Data records
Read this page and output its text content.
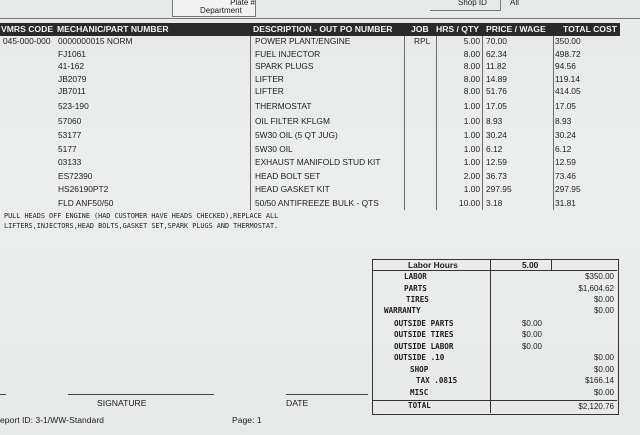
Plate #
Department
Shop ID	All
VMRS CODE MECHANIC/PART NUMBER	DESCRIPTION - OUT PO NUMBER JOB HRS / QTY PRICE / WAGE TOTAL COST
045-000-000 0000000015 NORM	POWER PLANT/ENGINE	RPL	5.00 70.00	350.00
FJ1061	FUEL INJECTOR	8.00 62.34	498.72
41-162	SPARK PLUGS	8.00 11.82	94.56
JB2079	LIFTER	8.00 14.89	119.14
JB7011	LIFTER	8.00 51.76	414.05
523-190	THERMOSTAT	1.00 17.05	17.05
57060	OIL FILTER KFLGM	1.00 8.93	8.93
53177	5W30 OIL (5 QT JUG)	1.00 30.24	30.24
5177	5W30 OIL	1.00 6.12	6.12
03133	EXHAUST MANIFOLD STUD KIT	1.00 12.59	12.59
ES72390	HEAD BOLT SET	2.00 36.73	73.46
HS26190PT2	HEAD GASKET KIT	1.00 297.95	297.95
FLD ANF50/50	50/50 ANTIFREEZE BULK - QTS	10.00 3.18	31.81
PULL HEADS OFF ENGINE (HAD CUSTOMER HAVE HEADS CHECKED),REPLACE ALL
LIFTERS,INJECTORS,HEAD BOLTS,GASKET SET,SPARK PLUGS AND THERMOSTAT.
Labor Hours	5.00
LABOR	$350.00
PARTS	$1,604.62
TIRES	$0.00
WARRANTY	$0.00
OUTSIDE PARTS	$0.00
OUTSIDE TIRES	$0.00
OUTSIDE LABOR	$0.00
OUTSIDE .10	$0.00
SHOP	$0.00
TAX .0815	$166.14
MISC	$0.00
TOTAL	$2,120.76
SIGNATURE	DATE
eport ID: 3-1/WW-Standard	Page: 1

▶ TASK INSTRUCTIONS: From the listing above, collect each line in which the string "ENGINE" appears.

▶ EXERCISE RESULT:
045-000-000 0000000015 NORM	POWER PLANT/ENGINE	RPL	5.00 70.00	350.00
PULL HEADS OFF ENGINE (HAD CUSTOMER HAVE HEADS CHECKED),REPLACE ALL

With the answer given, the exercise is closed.